# [Texte retenu]
________________
1907

Le manifeste de l’art moderne


Avec Les Demoiselles d’Avignon, Picasso multiplie les références anciennes et modernes, populaires, parisiennes, ibériques, africaines et ouvre sur un nouveau monde. Ce grand tableau resta complètement incompris en son temps.

En 1907, Picasso peint au Bateau-Lavoir, à Montmartre, Les Demoiselles d’Avignon, une œuvre reconnue aujourd’hui comme un laboratoire de l’art moderne. Dans ce grand tableau complètement incompris en son temps, Picasso ouvre sur un nouveau monde en multipliant les références anciennes et modernes, populaires, parisiennes, ibériques, africaines.

Sur grand format (244 × 234 cm), il représente à l’huile une scène de bordel dont le titre final affiche plus de pudeur que l’original. L’écrivain André Salmon, après avoir parlé en 1912 de « Bordel philosophique », aurait suggéré par prudence Les Demoiselles d’Avignon au risque d’agacer le peintre qui l’avait nommé à l’origine « Le Bordel d’Avignon ». Pourquoi ? Parce qu’il habitait à Barcelone à deux pas de la carrer d’Avinyo, où il achetait son papier et ses couleurs. Parce que la grand-mère de son ami Max Jacob est d’Avignon et c’est aussi l’une des femmes représentées, aux côtés de Fernande, sa compagne de l’époque avec qui les relations sont devenues orageuses, et de Marie Laurencin, jeune artiste qui vient d’être présentée à Picasso par Guillaume Apollinaire tombé amoureux d’elle. Et si le peintre imagine les trois femmes au bordel, c’est pour « blaguer ».
________________
# [Données fournies]
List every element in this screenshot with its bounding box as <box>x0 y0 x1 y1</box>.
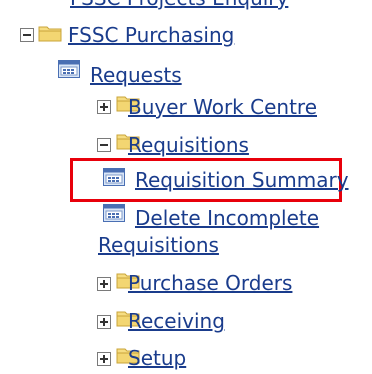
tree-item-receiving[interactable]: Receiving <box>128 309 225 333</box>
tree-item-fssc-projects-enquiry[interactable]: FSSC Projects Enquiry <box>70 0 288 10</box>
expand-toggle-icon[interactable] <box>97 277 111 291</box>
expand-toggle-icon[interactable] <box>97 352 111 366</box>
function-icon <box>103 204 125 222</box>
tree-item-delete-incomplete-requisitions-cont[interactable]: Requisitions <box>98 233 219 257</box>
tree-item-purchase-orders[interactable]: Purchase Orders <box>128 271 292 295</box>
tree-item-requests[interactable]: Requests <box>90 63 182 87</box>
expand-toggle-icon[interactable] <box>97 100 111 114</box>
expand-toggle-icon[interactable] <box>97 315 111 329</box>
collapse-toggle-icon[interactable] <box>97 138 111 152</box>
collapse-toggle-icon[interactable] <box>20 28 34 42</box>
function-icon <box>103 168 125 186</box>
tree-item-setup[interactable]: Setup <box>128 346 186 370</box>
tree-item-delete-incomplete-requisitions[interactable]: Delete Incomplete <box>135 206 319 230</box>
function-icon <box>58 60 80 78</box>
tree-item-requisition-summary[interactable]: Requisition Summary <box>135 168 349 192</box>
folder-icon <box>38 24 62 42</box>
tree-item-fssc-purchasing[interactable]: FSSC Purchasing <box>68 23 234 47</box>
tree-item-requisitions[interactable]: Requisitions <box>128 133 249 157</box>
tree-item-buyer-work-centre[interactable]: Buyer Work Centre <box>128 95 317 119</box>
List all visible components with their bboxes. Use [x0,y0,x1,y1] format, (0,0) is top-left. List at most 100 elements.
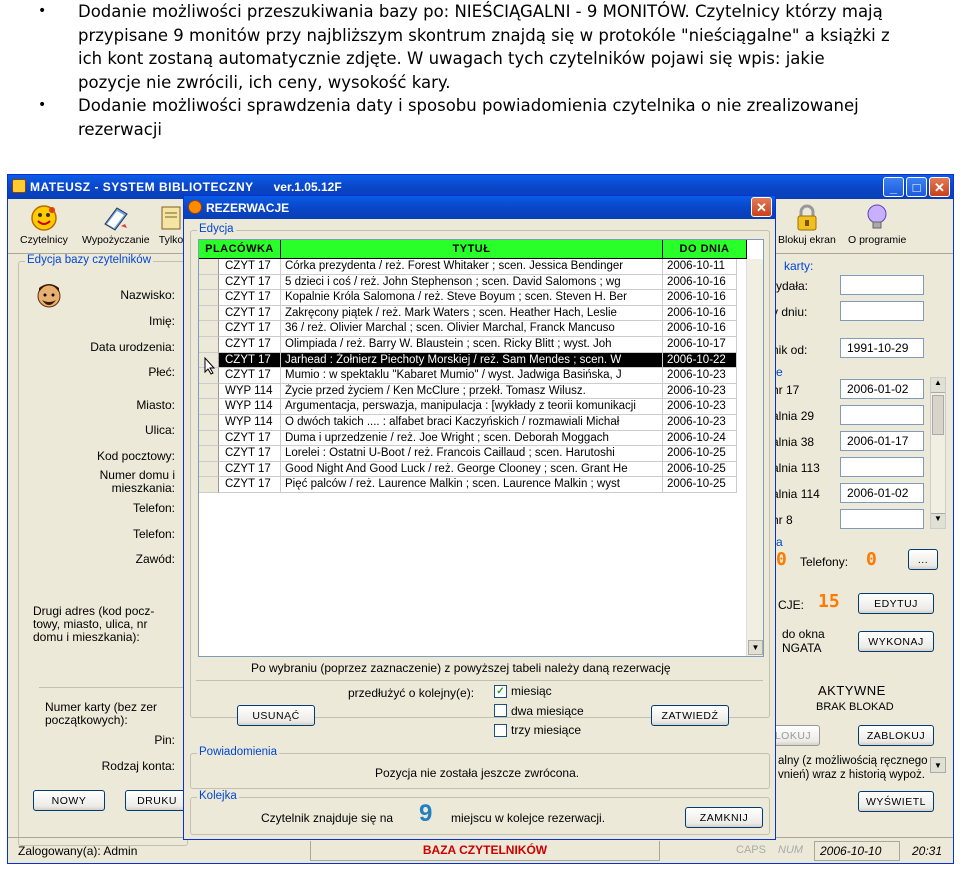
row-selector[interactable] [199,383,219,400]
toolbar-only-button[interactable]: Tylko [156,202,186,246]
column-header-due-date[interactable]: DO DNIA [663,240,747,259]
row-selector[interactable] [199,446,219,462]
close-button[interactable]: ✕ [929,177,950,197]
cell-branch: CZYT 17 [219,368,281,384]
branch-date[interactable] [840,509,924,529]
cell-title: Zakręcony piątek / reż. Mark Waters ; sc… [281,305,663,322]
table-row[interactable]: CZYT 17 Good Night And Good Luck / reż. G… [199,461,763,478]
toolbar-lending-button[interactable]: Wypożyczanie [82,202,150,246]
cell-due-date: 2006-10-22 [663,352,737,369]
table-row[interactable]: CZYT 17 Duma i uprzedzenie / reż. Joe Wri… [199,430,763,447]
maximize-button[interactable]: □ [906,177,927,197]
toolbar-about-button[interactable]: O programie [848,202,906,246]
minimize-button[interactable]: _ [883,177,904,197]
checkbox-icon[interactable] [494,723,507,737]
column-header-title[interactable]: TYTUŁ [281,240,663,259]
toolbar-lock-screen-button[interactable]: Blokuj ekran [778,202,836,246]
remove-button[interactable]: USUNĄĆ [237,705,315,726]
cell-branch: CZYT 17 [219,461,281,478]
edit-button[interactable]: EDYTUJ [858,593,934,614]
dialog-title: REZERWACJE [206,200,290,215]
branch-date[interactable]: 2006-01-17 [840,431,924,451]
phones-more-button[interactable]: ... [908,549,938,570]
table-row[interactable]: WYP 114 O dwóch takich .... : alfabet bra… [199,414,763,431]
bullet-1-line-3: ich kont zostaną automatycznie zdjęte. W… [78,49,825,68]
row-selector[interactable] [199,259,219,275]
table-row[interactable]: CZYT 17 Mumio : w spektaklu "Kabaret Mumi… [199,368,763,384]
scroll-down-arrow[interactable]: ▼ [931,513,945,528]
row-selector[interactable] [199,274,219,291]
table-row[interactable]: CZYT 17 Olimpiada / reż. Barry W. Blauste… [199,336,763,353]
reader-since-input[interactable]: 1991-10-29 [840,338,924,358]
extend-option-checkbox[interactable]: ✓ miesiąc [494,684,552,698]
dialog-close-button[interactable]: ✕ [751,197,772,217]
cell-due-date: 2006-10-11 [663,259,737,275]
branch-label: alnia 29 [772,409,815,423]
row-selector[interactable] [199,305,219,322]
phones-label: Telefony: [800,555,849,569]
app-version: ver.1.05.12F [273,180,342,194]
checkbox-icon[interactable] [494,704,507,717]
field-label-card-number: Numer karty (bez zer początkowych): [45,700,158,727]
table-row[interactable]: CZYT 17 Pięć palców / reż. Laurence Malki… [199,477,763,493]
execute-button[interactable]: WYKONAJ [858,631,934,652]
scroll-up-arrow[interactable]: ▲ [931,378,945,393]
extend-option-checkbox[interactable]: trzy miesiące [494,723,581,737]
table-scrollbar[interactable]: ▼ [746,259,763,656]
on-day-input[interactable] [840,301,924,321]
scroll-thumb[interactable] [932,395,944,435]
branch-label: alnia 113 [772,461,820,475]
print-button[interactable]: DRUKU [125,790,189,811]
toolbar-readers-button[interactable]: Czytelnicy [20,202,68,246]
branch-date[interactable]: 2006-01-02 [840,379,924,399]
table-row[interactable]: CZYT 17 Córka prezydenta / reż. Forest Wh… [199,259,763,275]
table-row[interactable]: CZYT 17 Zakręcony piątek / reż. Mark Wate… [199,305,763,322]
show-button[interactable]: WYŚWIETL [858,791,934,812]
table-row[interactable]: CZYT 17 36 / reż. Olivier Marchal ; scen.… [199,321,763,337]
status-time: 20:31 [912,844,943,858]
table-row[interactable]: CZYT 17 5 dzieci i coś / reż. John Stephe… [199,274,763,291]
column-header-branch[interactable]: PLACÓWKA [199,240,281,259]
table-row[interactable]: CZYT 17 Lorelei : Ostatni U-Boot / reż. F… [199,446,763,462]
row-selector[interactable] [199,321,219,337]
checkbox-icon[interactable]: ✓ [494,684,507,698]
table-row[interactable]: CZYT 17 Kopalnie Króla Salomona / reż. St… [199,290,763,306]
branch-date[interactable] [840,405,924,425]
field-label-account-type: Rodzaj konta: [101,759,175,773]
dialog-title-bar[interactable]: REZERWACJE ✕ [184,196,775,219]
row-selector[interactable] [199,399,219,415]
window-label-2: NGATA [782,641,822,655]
________________
# [Objectif]
Recopiez le texte sur Les Demoiselles d'Avignon à partir des mots « Le manifeste de l’art moderne », en vous arrêtant après « parisiennes, ibériques, africaines. ». Le matériel provient d'une autre source que le texte.

# [Résultat attendu]
Le manifeste de l’art moderne


Avec Les Demoiselles d’Avignon, Picasso multiplie les références anciennes et modernes, populaires, parisiennes, ibériques, africaines et ouvre sur un nouveau monde. Ce grand tableau resta complètement incompris en son temps.

En 1907, Picasso peint au Bateau-Lavoir, à Montmartre, Les Demoiselles d’Avignon, une œuvre reconnue aujourd’hui comme un laboratoire de l’art moderne. Dans ce grand tableau complètement incompris en son temps, Picasso ouvre sur un nouveau monde en multipliant les références anciennes et modernes, populaires, parisiennes, ibériques, africaines.